* [Your objective]
Restate the whole listing exactly.

━━━ Input

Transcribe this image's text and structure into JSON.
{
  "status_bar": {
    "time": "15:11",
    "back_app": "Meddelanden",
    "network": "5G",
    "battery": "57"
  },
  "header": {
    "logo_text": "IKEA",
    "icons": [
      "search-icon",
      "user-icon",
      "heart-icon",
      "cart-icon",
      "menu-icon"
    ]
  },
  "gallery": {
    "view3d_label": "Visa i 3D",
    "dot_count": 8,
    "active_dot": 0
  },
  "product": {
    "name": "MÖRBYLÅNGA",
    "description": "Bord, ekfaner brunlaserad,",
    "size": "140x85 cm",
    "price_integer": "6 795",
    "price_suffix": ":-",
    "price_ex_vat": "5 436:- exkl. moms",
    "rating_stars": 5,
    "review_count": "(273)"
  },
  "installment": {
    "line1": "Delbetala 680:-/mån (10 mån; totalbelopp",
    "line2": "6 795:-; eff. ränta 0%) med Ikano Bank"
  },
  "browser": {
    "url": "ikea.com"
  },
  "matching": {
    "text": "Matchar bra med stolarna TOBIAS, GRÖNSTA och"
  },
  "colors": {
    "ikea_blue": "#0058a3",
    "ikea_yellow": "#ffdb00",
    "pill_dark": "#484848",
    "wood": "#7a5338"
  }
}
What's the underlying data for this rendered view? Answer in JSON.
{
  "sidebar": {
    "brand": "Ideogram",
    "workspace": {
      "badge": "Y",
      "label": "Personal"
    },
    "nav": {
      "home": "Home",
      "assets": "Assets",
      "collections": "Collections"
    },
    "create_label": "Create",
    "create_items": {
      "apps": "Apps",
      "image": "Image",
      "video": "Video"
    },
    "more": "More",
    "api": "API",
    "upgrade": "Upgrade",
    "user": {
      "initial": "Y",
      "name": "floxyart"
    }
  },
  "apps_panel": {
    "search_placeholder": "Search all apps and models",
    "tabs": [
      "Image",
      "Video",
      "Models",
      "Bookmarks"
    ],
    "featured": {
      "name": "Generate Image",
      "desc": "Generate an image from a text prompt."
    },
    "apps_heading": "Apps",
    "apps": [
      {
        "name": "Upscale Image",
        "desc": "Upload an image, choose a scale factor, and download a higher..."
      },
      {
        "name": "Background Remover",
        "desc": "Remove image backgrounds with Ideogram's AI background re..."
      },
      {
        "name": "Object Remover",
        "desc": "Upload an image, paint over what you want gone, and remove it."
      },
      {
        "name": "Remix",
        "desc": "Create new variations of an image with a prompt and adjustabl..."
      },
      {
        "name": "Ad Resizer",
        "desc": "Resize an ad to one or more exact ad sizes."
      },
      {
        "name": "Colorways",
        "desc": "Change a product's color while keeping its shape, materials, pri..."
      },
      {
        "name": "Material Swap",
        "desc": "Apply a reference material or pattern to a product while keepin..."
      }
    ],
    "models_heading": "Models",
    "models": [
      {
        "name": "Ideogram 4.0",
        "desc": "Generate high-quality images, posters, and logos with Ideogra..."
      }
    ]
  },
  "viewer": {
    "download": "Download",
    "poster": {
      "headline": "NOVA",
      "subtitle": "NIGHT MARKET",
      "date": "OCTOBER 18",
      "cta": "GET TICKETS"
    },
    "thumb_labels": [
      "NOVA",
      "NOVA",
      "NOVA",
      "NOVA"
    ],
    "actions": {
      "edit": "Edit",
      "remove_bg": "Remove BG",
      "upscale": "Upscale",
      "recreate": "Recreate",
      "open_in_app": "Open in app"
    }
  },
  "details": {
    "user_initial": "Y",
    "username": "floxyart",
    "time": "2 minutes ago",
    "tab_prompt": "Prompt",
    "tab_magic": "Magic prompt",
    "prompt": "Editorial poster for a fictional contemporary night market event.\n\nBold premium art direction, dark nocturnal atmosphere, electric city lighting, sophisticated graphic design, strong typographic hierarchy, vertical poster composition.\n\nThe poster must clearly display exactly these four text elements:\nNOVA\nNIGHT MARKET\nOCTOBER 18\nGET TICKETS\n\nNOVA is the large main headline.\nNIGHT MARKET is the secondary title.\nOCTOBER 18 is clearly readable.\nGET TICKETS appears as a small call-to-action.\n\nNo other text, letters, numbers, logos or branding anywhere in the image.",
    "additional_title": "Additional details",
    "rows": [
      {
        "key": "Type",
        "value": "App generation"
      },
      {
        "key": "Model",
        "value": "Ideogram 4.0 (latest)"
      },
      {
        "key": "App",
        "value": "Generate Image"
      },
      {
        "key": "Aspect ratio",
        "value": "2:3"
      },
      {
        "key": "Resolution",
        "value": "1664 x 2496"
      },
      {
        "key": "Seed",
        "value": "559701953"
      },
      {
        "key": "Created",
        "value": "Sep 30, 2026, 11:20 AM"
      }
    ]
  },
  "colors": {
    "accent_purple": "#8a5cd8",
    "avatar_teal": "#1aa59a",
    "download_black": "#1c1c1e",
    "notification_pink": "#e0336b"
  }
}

━━━━━━

* [Answer for this exercise]
Transcribe this image's text and structure into JSON.
{
  "status_bar": {
    "time": "15:11",
    "back_app": "Meddelanden",
    "network": "5G",
    "battery": "57"
  },
  "header": {
    "logo_text": "IKEA",
    "icons": [
      "search-icon",
      "user-icon",
      "heart-icon",
      "cart-icon",
      "menu-icon"
    ]
  },
  "gallery": {
    "view3d_label": "Visa i 3D",
    "dot_count": 8,
    "active_dot": 0
  },
  "product": {
    "name": "MÖRBYLÅNGA",
    "description": "Bord, ekfaner brunlaserad,",
    "size": "140x85 cm",
    "price_integer": "6 795",
    "price_suffix": ":-",
    "price_ex_vat": "5 436:- exkl. moms",
    "rating_stars": 5,
    "review_count": "(273)"
  },
  "installment": {
    "line1": "Delbetala 680:-/mån (10 mån; totalbelopp",
    "line2": "6 795:-; eff. ränta 0%) med Ikano Bank"
  },
  "browser": {
    "url": "ikea.com"
  },
  "matching": {
    "text": "Matchar bra med stolarna TOBIAS, GRÖNSTA och"
  },
  "colors": {
    "ikea_blue": "#0058a3",
    "ikea_yellow": "#ffdb00",
    "pill_dark": "#484848",
    "wood": "#7a5338"
  }
}
What's the underlying data for this rendered view? Answer in JSON.
{
  "sidebar": {
    "brand": "Ideogram",
    "workspace": {
      "badge": "Y",
      "label": "Personal"
    },
    "nav": {
      "home": "Home",
      "assets": "Assets",
      "collections": "Collections"
    },
    "create_label": "Create",
    "create_items": {
      "apps": "Apps",
      "image": "Image",
      "video": "Video"
    },
    "more": "More",
    "api": "API",
    "upgrade": "Upgrade",
    "user": {
      "initial": "Y",
      "name": "floxyart"
    }
  },
  "apps_panel": {
    "search_placeholder": "Search all apps and models",
    "tabs": [
      "Image",
      "Video",
      "Models",
      "Bookmarks"
    ],
    "featured": {
      "name": "Generate Image",
      "desc": "Generate an image from a text prompt."
    },
    "apps_heading": "Apps",
    "apps": [
      {
        "name": "Upscale Image",
        "desc": "Upload an image, choose a scale factor, and download a higher..."
      },
      {
        "name": "Background Remover",
        "desc": "Remove image backgrounds with Ideogram's AI background re..."
      },
      {
        "name": "Object Remover",
        "desc": "Upload an image, paint over what you want gone, and remove it."
      },
      {
        "name": "Remix",
        "desc": "Create new variations of an image with a prompt and adjustabl..."
      },
      {
        "name": "Ad Resizer",
        "desc": "Resize an ad to one or more exact ad sizes."
      },
      {
        "name": "Colorways",
        "desc": "Change a product's color while keeping its shape, materials, pri..."
      },
      {
        "name": "Material Swap",
        "desc": "Apply a reference material or pattern to a product while keepin..."
      }
    ],
    "models_heading": "Models",
    "models": [
      {
        "name": "Ideogram 4.0",
        "desc": "Generate high-quality images, posters, and logos with Ideogra..."
      }
    ]
  },
  "viewer": {
    "download": "Download",
    "poster": {
      "headline": "NOVA",
      "subtitle": "NIGHT MARKET",
      "date": "OCTOBER 18",
      "cta": "GET TICKETS"
    },
    "thumb_labels": [
      "NOVA",
      "NOVA",
      "NOVA",
      "NOVA"
    ],
    "actions": {
      "edit": "Edit",
      "remove_bg": "Remove BG",
      "upscale": "Upscale",
      "recreate": "Recreate",
      "open_in_app": "Open in app"
    }
  },
  "details": {
    "user_initial": "Y",
    "username": "floxyart",
    "time": "2 minutes ago",
    "tab_prompt": "Prompt",
    "tab_magic": "Magic prompt",
    "prompt": "Editorial poster for a fictional contemporary night market event.\n\nBold premium art direction, dark nocturnal atmosphere, electric city lighting, sophisticated graphic design, strong typographic hierarchy, vertical poster composition.\n\nThe poster must clearly display exactly these four text elements:\nNOVA\nNIGHT MARKET\nOCTOBER 18\nGET TICKETS\n\nNOVA is the large main headline.\nNIGHT MARKET is the secondary title.\nOCTOBER 18 is clearly readable.\nGET TICKETS appears as a small call-to-action.\n\nNo other text, letters, numbers, logos or branding anywhere in the image.",
    "additional_title": "Additional details",
    "rows": [
      {
        "key": "Type",
        "value": "App generation"
      },
      {
        "key": "Model",
        "value": "Ideogram 4.0 (latest)"
      },
      {
        "key": "App",
        "value": "Generate Image"
      },
      {
        "key": "Aspect ratio",
        "value": "2:3"
      },
      {
        "key": "Resolution",
        "value": "1664 x 2496"
      },
      {
        "key": "Seed",
        "value": "559701953"
      },
      {
        "key": "Created",
        "value": "Sep 30, 2026, 11:20 AM"
      }
    ]
  },
  "colors": {
    "accent_purple": "#8a5cd8",
    "avatar_teal": "#1aa59a",
    "download_black": "#1c1c1e",
    "notification_pink": "#e0336b"
  }
}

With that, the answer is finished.